## What is needed:
Collect the lines of the entries where "Chest" shows up.

──────── Data shown ────────

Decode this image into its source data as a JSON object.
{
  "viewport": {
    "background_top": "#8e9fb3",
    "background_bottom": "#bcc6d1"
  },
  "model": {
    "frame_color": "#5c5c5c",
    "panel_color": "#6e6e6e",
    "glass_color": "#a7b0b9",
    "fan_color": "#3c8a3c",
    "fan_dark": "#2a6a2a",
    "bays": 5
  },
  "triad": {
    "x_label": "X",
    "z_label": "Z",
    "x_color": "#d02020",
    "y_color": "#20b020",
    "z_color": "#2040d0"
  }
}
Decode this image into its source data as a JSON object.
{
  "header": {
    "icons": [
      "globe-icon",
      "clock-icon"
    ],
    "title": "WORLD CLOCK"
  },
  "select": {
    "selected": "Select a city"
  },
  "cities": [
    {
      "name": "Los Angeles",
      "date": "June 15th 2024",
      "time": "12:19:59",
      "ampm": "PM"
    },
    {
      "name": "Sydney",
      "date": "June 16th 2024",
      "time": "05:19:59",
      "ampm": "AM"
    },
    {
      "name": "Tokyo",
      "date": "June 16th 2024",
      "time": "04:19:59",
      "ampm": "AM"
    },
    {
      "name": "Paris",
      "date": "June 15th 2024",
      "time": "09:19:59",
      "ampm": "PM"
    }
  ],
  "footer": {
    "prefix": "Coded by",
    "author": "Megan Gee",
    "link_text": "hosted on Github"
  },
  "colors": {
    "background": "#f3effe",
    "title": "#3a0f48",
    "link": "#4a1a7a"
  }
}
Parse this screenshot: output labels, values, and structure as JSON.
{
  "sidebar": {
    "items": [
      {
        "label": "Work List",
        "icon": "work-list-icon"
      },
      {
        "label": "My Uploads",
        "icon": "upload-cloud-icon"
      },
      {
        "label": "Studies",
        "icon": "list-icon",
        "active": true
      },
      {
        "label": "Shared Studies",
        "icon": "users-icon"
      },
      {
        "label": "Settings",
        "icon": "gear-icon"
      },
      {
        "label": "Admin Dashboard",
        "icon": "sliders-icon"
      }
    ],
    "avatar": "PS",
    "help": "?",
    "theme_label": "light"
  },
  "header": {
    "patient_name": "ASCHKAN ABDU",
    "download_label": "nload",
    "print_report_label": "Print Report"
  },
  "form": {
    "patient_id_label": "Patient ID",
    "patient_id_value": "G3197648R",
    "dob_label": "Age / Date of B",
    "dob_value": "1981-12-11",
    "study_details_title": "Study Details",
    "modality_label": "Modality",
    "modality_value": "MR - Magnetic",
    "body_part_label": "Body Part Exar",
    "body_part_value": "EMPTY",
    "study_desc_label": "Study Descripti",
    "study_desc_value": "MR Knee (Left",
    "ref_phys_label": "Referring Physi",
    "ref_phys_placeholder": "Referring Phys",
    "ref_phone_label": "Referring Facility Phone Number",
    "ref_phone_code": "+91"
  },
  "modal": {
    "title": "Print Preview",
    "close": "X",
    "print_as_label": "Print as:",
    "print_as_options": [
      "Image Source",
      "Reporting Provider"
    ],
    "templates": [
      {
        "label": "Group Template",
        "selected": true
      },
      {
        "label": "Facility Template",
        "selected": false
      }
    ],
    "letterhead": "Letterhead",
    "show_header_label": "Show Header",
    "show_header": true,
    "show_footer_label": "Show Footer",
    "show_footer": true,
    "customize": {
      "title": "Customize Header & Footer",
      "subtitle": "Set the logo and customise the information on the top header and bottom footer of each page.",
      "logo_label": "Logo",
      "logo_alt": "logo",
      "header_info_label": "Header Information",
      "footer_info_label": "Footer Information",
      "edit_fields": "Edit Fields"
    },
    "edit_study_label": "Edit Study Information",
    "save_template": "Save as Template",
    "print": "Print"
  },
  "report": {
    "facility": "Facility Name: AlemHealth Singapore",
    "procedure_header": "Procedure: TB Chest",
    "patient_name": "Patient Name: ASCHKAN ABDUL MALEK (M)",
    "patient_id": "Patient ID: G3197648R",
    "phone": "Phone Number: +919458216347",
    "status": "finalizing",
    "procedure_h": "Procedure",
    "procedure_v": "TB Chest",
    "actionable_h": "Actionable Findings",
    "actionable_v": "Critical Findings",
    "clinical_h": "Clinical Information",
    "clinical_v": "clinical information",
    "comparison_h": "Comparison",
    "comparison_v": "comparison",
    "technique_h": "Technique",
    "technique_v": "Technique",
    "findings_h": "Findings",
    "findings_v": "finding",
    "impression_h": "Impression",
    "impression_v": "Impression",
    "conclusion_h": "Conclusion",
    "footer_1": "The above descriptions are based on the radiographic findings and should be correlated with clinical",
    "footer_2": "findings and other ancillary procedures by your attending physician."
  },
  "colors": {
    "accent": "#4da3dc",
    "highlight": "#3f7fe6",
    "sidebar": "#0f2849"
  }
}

────────

## Final result:
    "procedure_header": "Procedure: TB Chest",
    "procedure_v": "TB Chest",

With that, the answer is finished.